* begin *

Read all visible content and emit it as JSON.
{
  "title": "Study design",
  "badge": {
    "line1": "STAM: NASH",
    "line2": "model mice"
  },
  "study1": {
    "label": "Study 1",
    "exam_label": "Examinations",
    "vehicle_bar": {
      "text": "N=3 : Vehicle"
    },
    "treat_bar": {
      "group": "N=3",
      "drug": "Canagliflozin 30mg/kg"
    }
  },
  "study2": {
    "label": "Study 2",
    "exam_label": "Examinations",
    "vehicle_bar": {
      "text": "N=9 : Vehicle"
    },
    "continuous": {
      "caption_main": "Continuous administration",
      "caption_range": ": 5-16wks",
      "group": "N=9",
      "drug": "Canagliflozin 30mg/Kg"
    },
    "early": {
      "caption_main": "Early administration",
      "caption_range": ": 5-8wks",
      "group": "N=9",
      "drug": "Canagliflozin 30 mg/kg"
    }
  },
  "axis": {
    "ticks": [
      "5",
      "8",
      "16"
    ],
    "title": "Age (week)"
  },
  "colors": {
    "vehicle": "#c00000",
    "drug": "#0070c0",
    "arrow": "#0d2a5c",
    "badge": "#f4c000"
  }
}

* end *
* begin *

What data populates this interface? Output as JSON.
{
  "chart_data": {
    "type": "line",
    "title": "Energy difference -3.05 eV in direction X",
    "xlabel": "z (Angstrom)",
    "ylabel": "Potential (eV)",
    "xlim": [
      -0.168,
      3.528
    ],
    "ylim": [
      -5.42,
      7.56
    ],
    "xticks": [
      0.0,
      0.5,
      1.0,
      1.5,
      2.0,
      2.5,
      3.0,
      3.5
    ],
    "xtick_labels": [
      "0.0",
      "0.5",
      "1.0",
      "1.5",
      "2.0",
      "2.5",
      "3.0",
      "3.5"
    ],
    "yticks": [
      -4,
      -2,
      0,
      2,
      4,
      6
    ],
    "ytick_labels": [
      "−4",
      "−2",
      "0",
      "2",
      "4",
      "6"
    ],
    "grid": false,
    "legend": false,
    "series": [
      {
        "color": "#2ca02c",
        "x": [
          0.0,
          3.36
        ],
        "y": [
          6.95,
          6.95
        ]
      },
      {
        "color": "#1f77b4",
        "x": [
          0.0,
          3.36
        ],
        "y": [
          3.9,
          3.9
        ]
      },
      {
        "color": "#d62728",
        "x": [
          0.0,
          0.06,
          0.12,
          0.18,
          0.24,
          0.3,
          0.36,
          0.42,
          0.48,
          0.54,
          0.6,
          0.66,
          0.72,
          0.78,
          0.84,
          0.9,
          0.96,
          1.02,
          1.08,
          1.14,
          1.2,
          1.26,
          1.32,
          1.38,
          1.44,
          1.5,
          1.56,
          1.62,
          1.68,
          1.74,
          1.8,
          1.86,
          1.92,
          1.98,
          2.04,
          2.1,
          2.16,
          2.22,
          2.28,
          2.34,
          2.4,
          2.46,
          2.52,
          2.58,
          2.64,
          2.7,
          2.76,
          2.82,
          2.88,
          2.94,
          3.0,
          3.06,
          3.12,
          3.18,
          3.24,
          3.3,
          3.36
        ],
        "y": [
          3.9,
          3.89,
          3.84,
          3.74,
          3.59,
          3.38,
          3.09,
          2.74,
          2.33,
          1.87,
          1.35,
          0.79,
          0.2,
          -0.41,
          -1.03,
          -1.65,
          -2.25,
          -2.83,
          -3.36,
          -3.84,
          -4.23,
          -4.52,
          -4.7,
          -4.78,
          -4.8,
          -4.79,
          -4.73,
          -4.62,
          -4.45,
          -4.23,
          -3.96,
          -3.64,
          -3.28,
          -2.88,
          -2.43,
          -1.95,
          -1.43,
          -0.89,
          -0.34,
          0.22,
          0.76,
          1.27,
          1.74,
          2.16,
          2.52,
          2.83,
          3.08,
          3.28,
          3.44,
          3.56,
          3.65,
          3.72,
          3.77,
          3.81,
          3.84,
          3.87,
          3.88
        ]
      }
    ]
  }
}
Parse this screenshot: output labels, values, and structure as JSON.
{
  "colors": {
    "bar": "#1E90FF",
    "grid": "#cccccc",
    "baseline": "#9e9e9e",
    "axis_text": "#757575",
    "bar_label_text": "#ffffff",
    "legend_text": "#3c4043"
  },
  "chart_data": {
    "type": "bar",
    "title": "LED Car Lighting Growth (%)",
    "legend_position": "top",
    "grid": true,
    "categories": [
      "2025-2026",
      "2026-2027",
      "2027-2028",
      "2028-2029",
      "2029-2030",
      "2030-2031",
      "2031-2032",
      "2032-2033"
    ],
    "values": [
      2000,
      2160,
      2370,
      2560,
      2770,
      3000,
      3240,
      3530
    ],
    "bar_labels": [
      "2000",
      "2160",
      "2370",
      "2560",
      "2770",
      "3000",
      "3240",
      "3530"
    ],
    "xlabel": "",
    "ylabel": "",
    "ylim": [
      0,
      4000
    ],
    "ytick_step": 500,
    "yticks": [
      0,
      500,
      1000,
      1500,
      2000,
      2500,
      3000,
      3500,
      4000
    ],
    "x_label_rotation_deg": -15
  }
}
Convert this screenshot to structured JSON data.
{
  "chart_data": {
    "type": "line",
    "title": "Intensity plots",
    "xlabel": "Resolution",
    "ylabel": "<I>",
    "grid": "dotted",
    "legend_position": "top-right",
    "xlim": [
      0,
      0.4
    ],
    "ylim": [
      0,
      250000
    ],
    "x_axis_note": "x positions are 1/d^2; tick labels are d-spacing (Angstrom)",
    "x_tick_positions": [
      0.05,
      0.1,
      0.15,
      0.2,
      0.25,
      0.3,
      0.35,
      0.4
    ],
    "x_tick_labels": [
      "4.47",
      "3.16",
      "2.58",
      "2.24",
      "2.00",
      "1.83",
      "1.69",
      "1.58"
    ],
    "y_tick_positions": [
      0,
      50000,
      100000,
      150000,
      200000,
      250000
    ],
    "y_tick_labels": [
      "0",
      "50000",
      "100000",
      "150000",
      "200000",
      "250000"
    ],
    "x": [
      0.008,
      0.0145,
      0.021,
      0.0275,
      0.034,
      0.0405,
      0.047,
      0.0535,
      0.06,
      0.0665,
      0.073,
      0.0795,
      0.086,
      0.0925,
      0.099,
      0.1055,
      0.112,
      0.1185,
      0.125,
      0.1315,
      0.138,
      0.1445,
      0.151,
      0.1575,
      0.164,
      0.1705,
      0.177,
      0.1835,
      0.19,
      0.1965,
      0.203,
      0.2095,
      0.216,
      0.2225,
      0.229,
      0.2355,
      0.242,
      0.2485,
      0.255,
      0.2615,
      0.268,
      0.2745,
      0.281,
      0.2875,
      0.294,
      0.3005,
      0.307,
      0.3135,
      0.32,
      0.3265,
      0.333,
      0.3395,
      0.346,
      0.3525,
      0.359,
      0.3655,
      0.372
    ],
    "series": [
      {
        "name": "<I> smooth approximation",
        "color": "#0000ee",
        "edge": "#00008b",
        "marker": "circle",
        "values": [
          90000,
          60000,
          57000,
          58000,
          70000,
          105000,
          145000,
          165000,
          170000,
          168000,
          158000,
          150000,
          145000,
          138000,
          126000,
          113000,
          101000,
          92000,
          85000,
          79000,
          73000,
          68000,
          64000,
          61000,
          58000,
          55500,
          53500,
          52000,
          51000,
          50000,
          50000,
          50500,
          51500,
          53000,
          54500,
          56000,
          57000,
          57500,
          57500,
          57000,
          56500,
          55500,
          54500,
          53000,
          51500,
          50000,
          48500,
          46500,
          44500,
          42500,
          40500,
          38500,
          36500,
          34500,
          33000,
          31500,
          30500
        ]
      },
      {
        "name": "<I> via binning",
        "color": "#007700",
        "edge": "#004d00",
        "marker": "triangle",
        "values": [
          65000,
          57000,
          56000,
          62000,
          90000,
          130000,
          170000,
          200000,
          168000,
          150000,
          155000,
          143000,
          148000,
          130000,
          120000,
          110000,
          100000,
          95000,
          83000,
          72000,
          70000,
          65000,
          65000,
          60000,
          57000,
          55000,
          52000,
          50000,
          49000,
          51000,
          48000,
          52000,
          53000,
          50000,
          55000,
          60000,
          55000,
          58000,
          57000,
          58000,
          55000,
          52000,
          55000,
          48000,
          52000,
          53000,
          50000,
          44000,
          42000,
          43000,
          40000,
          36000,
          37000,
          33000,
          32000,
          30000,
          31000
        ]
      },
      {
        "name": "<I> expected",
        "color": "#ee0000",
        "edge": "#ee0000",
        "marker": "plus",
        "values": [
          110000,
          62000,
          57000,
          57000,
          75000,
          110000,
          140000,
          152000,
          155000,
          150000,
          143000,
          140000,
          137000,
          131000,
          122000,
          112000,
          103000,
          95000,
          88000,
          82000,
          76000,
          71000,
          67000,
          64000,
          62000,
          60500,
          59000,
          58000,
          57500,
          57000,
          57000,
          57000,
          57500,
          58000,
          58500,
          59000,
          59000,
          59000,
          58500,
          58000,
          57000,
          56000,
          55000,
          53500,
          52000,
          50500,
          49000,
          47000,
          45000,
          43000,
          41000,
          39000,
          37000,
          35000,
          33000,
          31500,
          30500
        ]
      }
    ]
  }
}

* end *
* begin *

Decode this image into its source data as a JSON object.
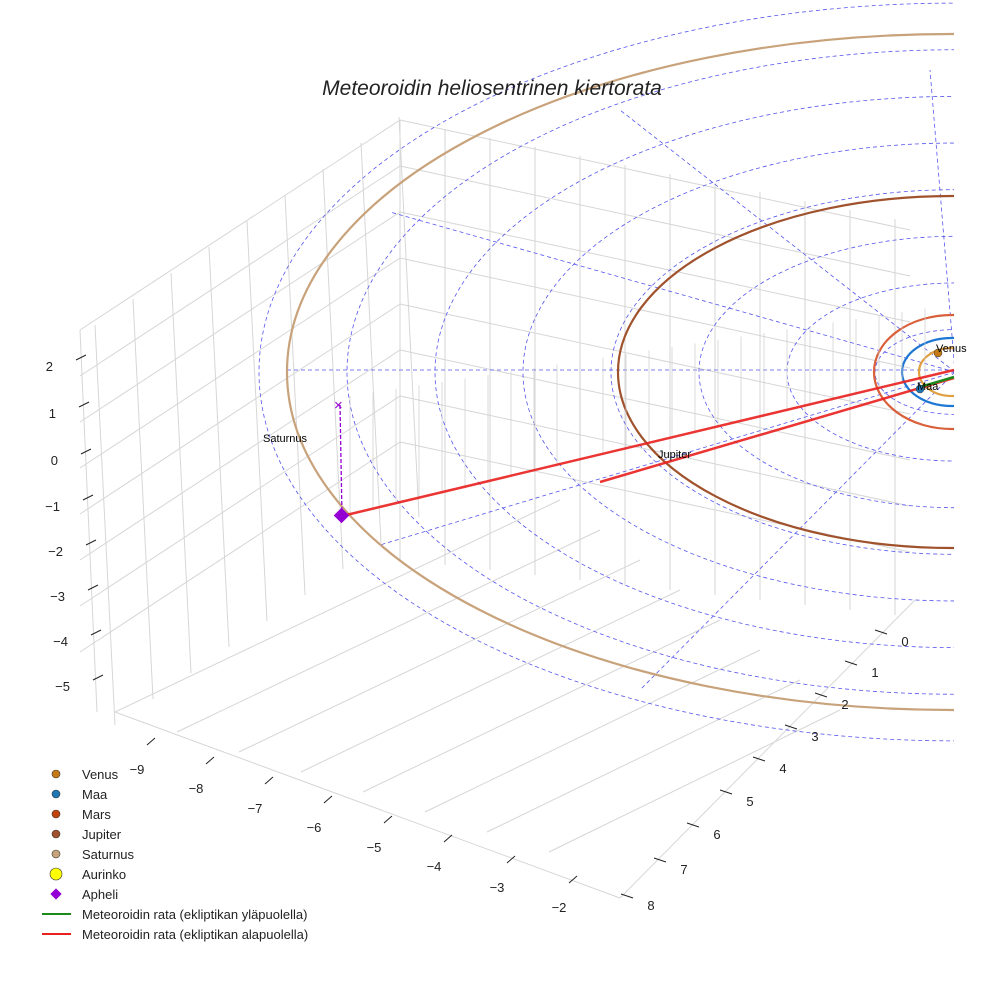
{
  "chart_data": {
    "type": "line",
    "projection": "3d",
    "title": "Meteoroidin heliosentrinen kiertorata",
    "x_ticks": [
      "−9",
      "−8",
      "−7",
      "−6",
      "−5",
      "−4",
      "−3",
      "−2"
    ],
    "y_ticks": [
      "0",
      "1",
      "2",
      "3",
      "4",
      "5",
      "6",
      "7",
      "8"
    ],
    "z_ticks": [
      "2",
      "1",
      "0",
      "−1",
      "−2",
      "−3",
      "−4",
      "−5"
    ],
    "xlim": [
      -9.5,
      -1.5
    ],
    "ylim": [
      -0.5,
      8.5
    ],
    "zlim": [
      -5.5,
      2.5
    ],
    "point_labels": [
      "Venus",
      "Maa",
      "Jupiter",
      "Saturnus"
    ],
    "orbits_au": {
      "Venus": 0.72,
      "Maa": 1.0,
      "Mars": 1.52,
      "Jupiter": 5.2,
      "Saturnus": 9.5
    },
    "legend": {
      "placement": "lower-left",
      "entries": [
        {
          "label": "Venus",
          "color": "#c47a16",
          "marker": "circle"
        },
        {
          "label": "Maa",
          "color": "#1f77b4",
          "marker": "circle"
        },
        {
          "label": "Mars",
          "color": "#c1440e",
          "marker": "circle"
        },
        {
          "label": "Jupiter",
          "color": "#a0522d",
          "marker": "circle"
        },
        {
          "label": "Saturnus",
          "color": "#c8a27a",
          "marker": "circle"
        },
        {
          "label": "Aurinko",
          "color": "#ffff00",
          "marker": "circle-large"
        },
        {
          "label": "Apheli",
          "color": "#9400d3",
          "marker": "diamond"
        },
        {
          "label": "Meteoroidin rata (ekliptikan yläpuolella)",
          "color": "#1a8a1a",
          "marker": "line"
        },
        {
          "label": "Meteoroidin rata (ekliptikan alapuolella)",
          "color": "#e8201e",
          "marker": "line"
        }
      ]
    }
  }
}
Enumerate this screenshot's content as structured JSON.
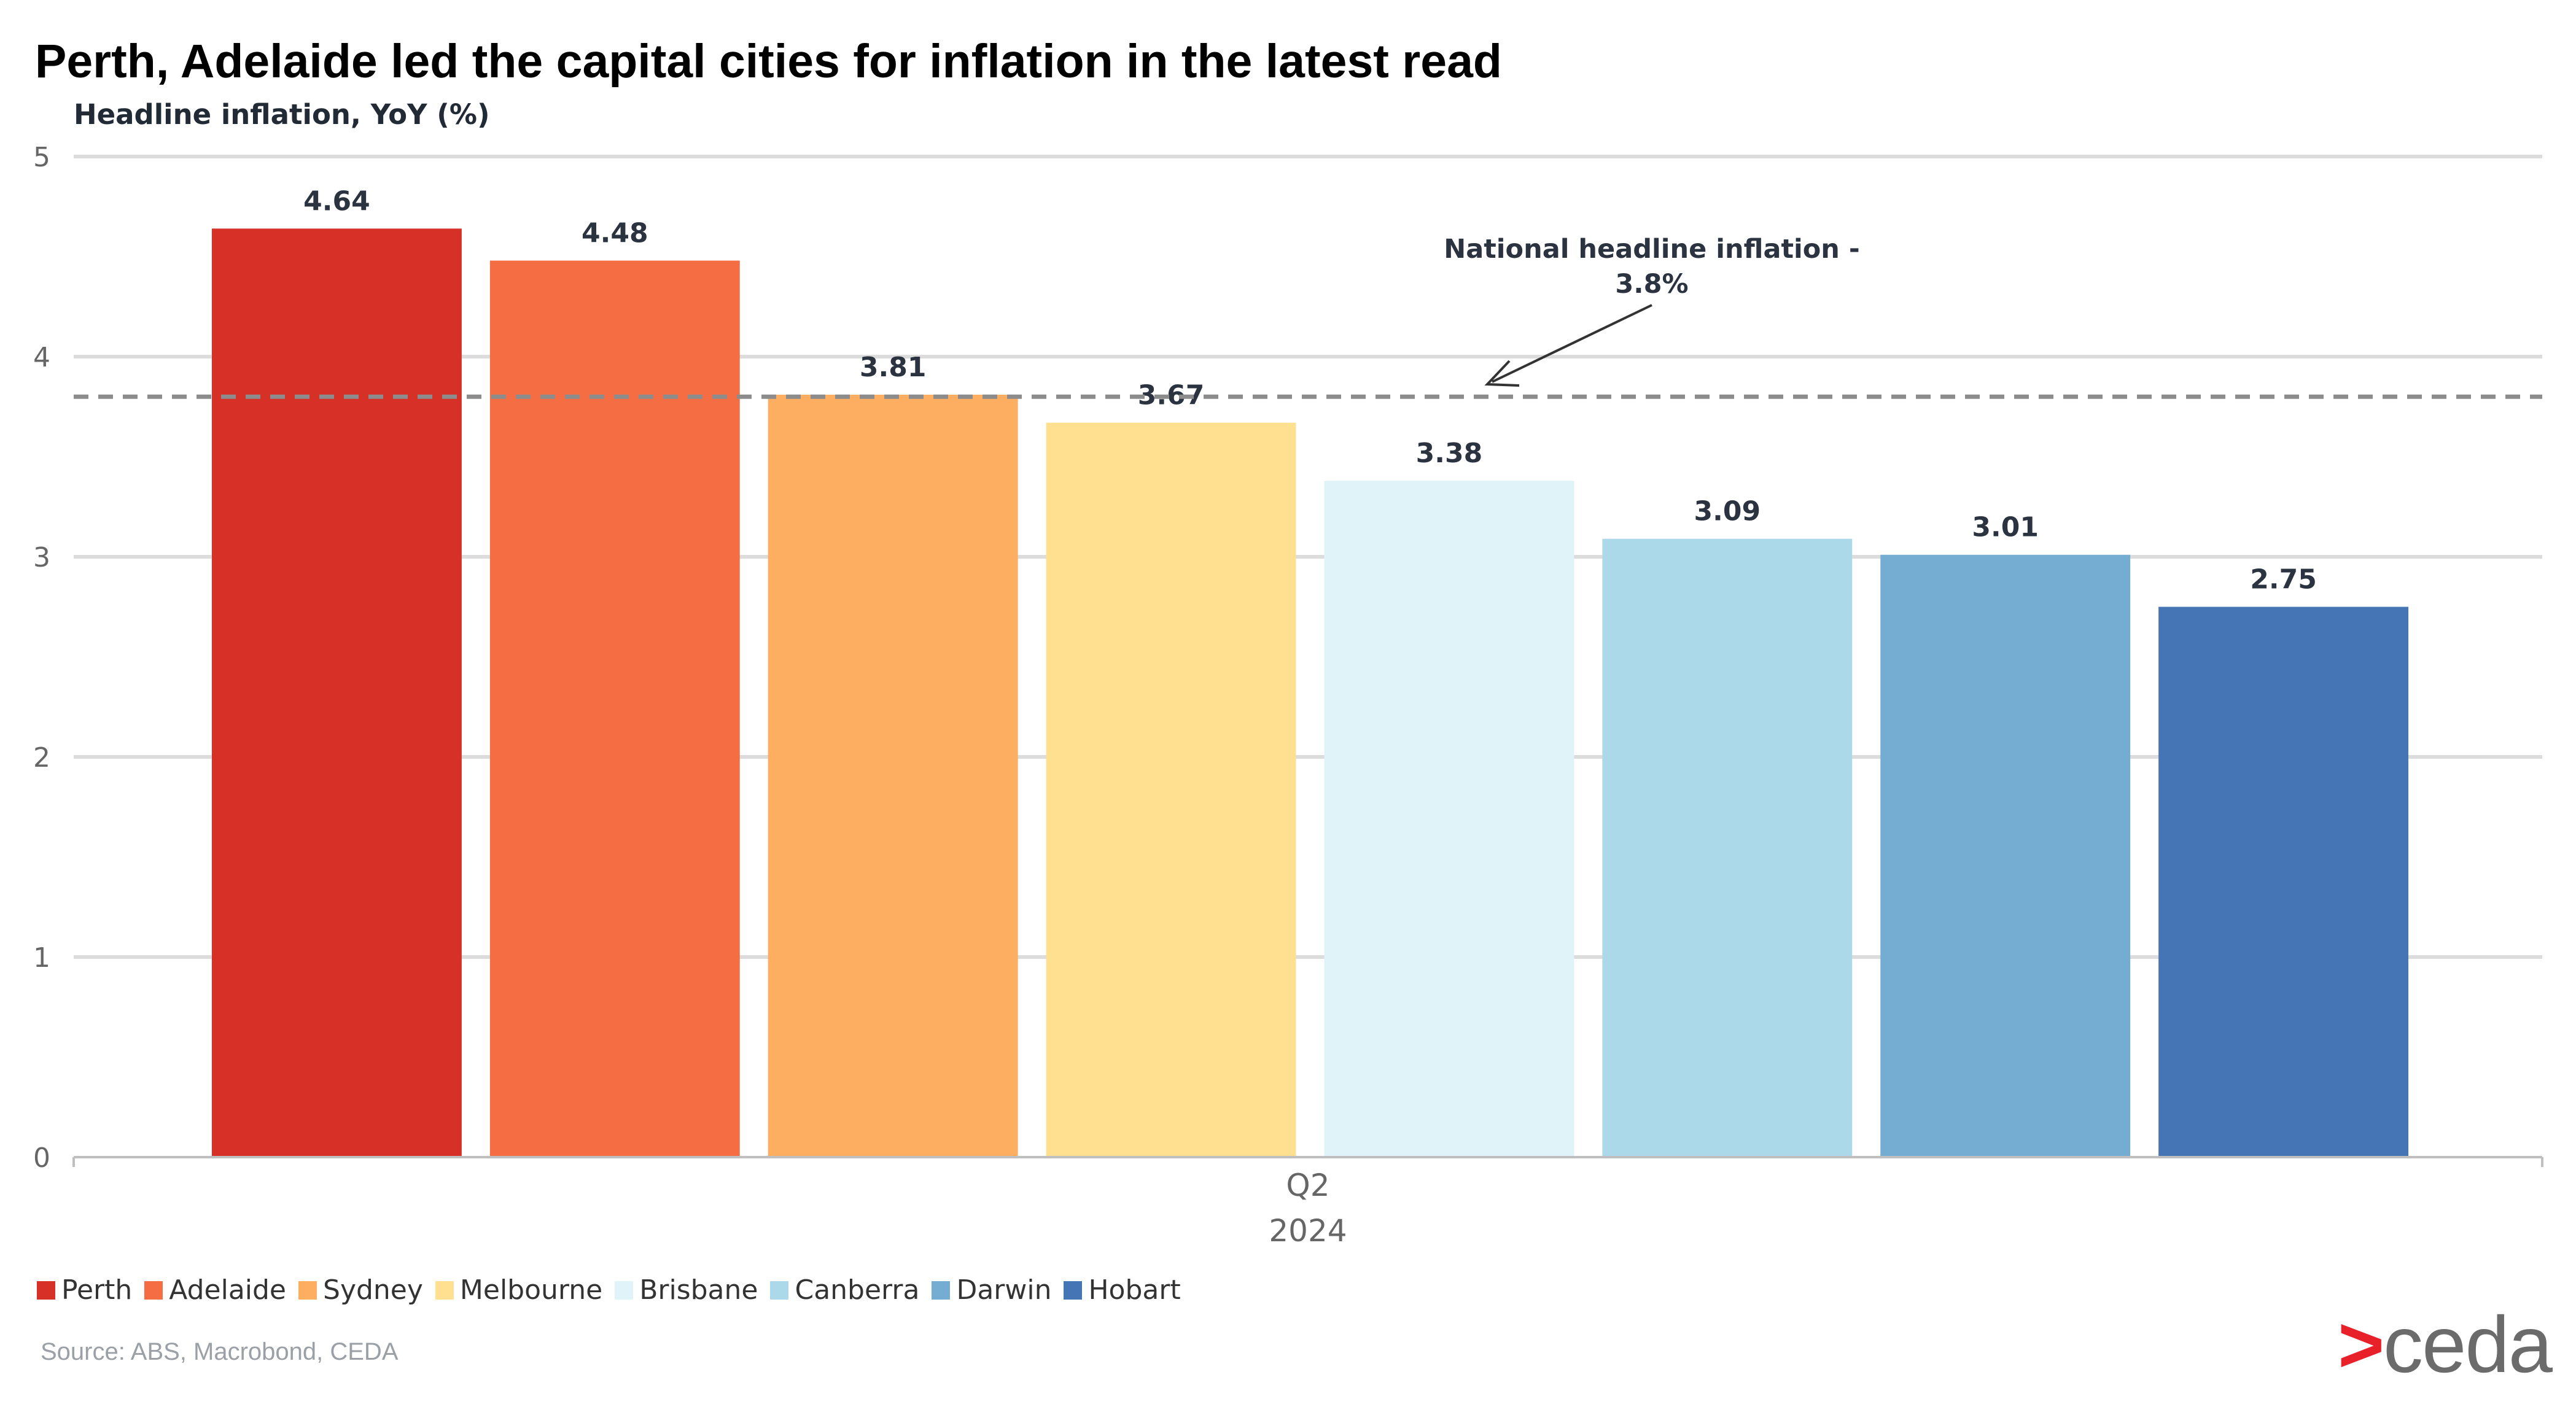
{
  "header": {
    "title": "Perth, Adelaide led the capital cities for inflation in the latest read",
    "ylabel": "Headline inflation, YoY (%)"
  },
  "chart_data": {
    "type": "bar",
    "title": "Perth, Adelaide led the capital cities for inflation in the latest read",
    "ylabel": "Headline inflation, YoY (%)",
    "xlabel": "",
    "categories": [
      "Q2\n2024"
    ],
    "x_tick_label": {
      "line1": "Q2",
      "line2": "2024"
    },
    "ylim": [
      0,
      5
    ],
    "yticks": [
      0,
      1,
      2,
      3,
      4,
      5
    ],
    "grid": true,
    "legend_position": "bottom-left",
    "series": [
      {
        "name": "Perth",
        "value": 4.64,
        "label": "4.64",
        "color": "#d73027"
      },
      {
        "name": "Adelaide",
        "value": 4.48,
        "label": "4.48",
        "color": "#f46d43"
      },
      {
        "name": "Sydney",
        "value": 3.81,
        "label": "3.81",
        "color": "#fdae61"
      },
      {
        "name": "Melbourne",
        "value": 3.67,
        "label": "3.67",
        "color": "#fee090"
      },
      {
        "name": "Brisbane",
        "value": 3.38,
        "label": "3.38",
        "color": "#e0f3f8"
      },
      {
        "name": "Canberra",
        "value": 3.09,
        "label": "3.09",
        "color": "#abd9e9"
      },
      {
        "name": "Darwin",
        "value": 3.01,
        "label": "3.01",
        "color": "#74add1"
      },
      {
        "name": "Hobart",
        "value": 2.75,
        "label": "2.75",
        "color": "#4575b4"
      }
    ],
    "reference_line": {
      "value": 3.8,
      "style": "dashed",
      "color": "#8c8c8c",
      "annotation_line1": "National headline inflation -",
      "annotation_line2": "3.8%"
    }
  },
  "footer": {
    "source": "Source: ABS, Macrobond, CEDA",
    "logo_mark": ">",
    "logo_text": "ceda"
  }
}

* end *

• _Request_: Above are the records. Identify each line that contains the word "Saturnus".

• _Right answer_:
      "Saturnus"
      "Saturnus": 9.5
          "label": "Saturnus",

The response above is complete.